(Stored data entries)
==*==

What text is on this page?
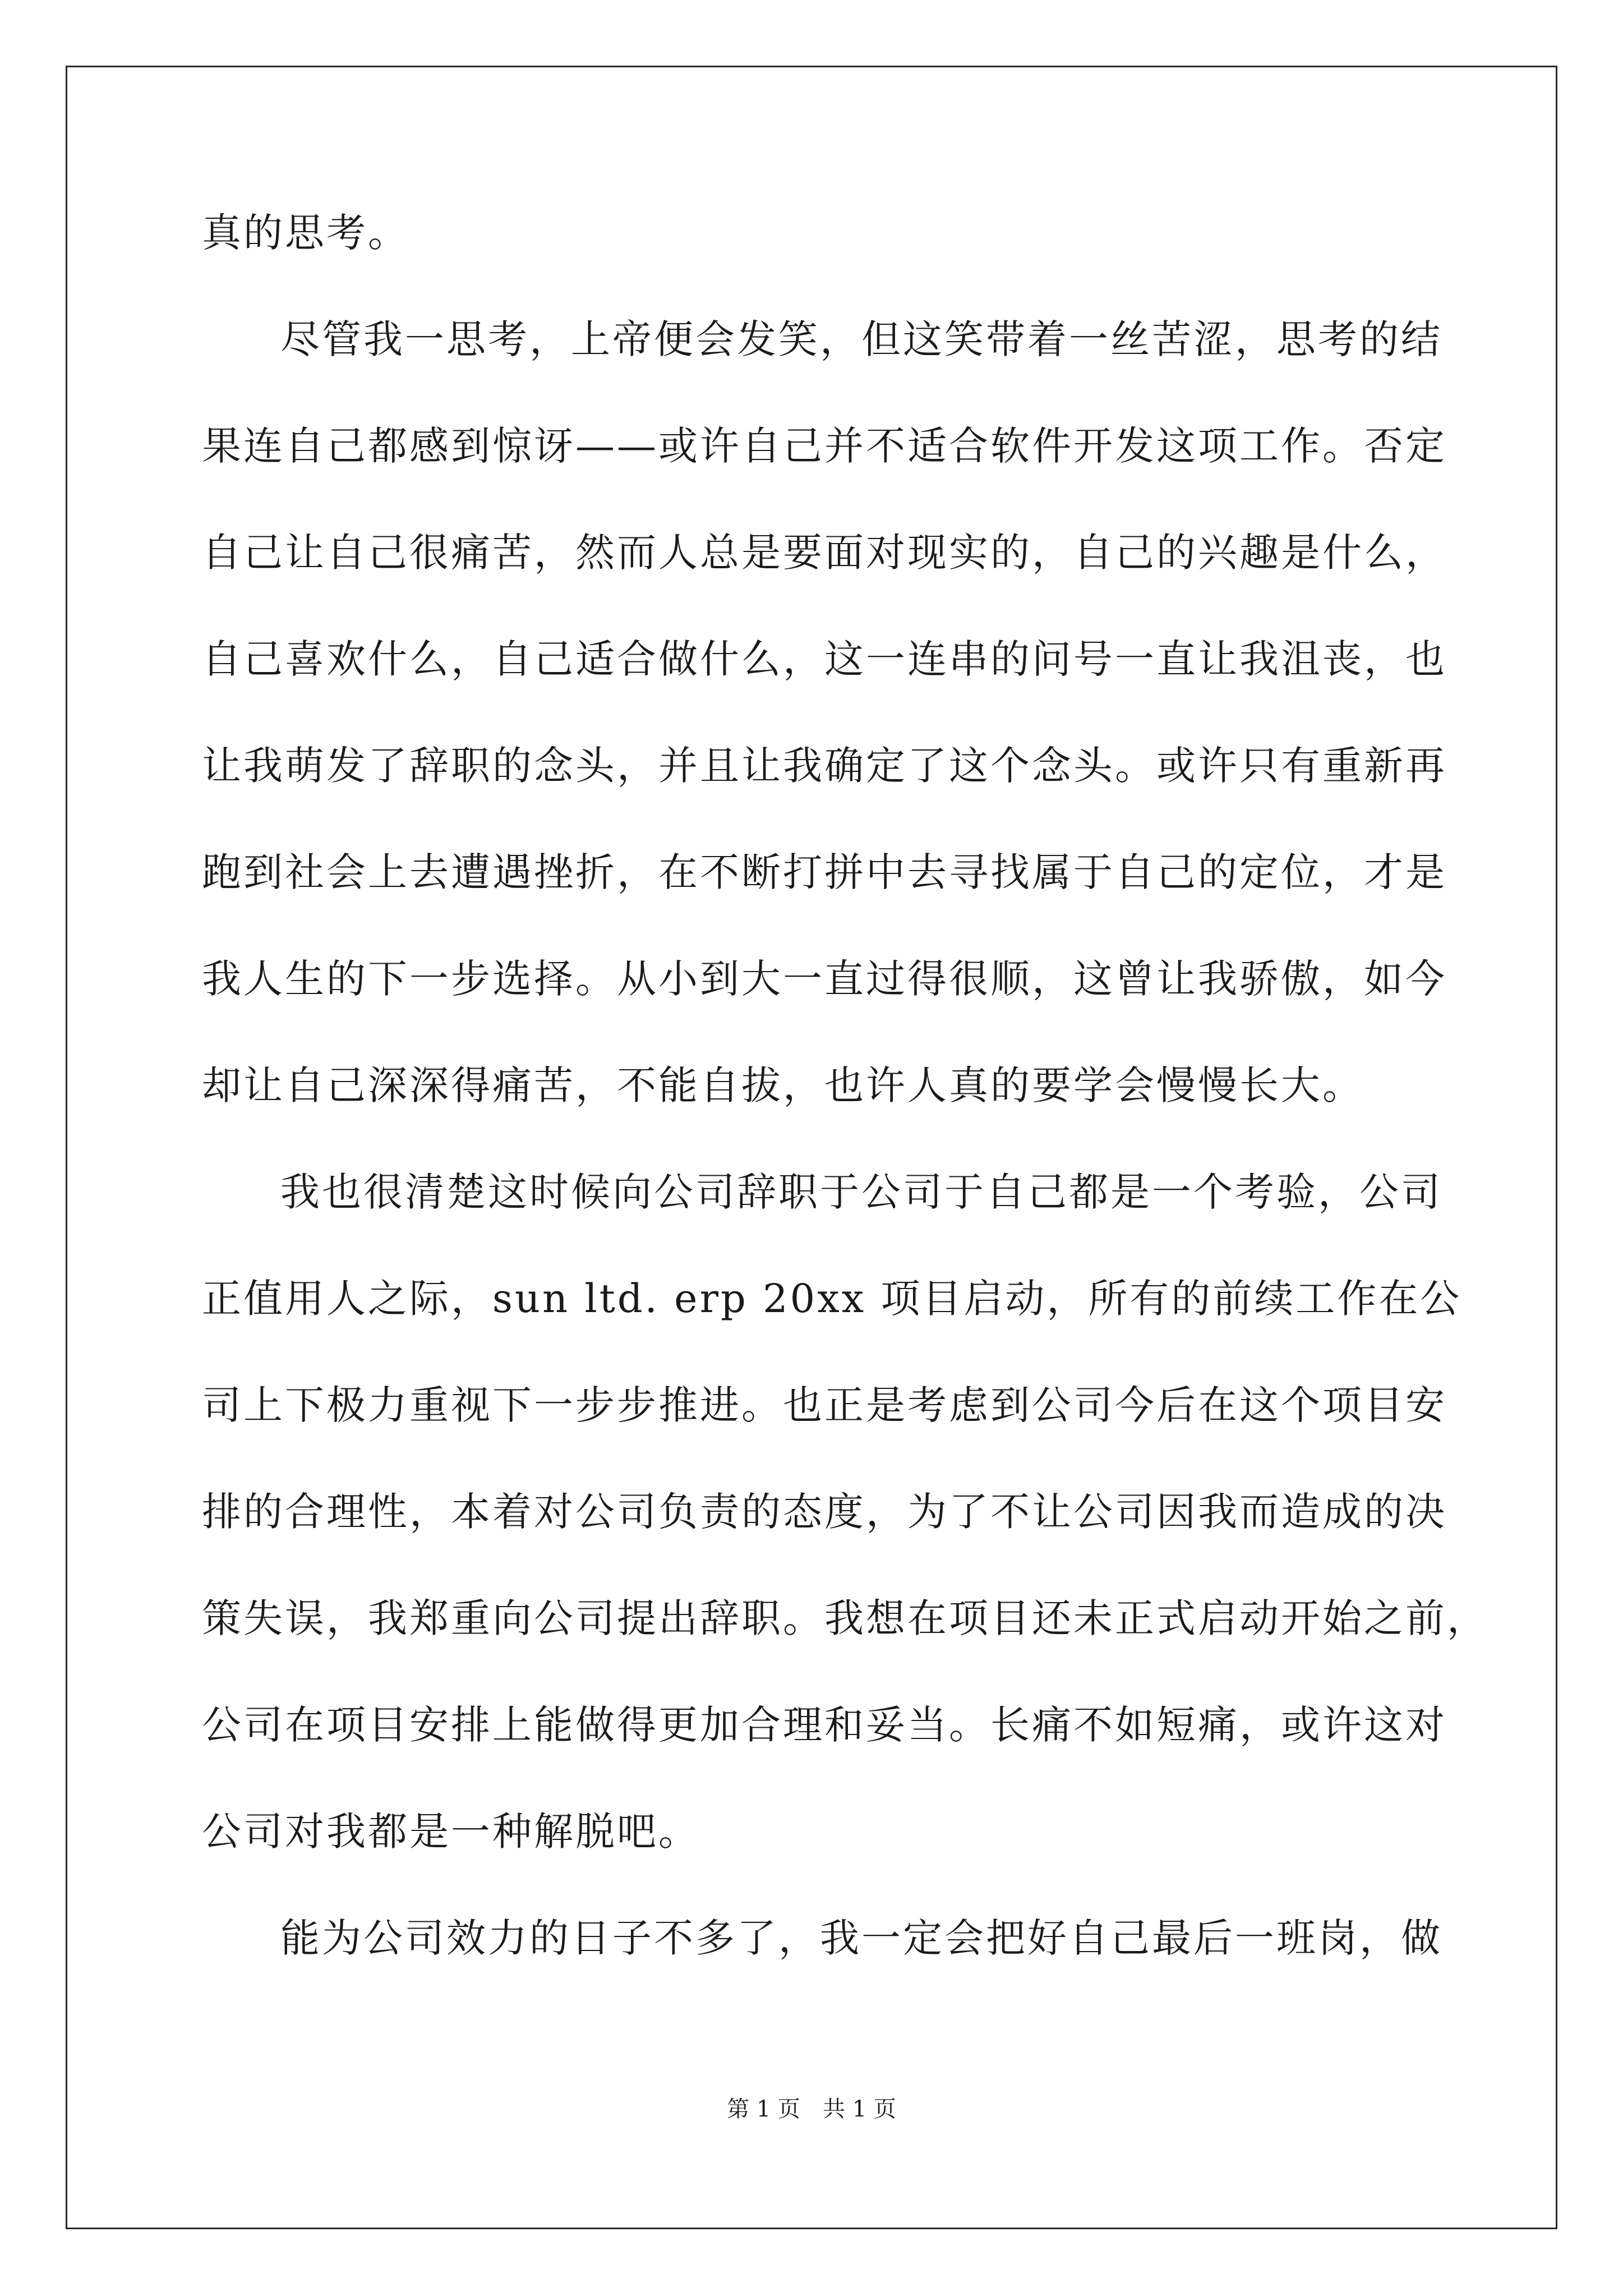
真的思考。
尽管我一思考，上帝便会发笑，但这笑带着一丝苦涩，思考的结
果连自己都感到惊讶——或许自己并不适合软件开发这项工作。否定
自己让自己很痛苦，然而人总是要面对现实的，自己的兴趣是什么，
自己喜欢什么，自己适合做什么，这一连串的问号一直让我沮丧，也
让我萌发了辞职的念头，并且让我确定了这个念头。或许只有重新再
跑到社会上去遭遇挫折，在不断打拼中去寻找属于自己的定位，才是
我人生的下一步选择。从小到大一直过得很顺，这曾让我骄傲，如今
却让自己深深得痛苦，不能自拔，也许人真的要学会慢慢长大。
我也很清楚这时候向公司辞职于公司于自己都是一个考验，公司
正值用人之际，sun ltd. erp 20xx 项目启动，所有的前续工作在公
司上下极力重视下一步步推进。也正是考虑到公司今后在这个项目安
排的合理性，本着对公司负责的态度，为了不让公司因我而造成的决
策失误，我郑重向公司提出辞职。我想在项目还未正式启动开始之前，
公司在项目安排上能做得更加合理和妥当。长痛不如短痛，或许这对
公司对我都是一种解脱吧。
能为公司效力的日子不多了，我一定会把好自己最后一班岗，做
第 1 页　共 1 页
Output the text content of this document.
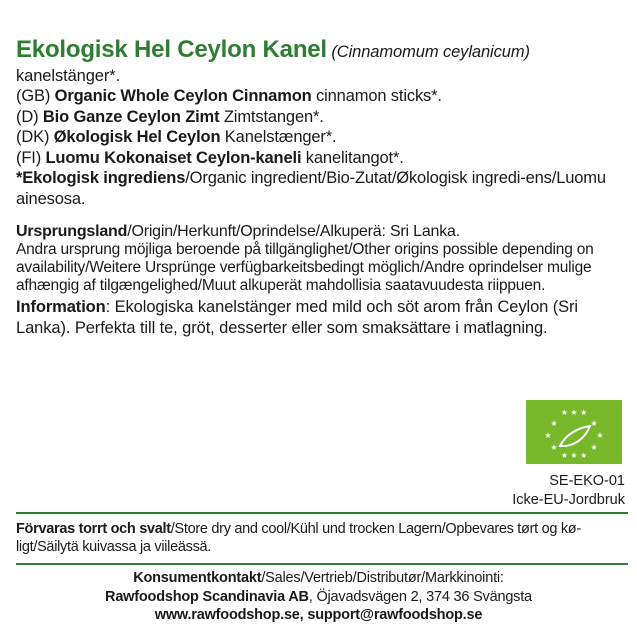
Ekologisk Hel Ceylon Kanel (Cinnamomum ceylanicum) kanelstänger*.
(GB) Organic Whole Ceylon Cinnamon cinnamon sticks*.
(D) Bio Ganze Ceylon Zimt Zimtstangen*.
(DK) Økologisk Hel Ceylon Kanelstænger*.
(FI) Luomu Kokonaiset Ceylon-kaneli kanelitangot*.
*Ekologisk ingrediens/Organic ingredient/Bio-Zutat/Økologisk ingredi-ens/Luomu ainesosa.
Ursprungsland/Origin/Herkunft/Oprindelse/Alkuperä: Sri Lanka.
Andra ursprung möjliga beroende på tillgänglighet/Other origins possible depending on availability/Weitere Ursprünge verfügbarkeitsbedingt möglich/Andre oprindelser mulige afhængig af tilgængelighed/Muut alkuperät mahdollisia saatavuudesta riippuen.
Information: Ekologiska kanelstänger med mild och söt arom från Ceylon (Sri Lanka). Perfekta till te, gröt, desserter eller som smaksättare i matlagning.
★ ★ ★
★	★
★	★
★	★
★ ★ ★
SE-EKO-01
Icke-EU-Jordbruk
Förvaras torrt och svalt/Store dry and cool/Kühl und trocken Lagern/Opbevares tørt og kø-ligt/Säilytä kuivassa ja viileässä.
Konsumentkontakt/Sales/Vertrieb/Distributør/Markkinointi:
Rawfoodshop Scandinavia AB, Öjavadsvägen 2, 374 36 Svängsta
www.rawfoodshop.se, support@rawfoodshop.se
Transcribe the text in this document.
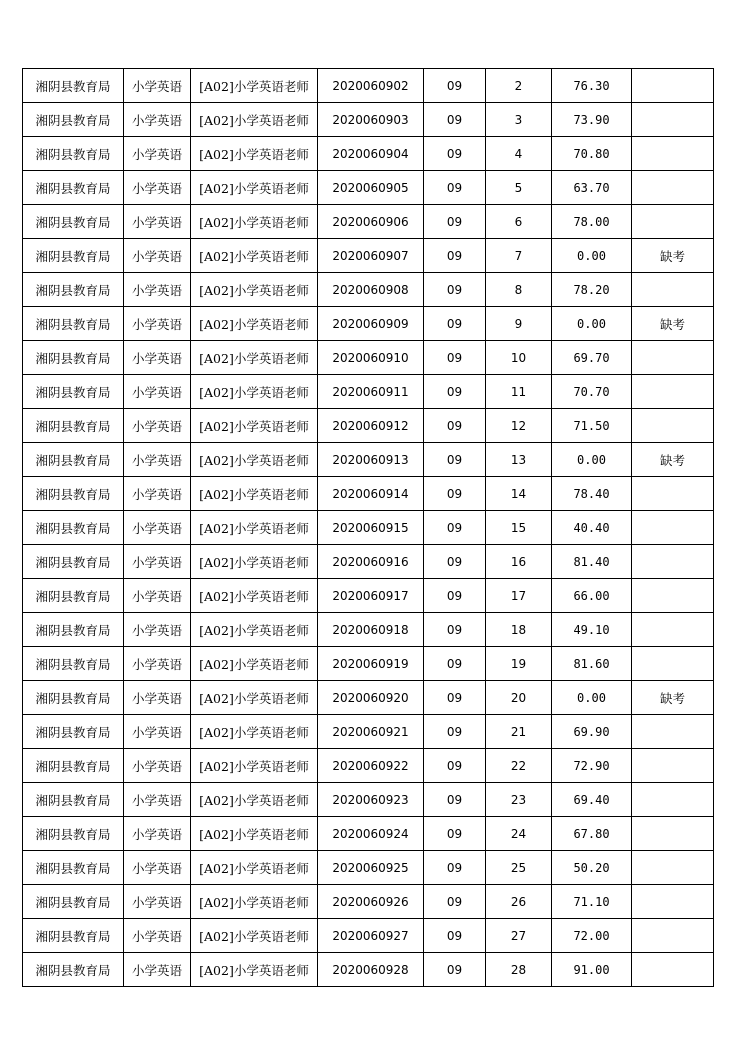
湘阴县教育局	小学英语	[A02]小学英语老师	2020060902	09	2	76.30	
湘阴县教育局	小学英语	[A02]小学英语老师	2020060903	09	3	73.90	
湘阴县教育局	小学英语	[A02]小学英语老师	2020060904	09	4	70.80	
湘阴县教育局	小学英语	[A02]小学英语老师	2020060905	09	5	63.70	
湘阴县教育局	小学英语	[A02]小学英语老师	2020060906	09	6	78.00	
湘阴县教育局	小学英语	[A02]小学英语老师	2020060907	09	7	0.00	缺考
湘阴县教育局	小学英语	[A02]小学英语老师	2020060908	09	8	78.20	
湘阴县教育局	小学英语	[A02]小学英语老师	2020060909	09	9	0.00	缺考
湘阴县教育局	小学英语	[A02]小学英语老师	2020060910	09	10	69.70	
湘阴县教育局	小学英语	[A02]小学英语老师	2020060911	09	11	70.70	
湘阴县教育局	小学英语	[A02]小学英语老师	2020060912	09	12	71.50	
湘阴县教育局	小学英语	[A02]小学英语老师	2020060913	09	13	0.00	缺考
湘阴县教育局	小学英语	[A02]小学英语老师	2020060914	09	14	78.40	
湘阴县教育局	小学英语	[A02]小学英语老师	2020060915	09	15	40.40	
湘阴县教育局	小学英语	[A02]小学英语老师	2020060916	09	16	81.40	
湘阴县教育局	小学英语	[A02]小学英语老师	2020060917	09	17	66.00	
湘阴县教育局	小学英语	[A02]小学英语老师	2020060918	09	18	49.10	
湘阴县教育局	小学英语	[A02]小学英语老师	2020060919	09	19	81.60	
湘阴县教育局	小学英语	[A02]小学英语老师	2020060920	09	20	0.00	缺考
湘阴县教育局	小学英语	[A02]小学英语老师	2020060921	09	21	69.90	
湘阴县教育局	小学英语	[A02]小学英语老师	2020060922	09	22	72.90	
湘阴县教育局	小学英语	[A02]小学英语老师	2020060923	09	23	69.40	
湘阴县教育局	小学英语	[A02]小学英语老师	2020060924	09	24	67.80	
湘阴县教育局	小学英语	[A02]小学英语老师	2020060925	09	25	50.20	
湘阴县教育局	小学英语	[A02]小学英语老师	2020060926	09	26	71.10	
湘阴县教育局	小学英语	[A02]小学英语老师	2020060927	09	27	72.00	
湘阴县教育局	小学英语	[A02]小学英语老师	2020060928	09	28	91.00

==*==

◆ **Goal**: Go through the material line by line. Show each line that contains the string "Økologisk".

◆ **Output of the exercise**:
(DK) Økologisk Hel Ceylon Kanelstænger*.
*Ekologisk ingrediens/Organic ingredient/Bio-Zutat/Økologisk ingredi-ens/Luomu ainesosa.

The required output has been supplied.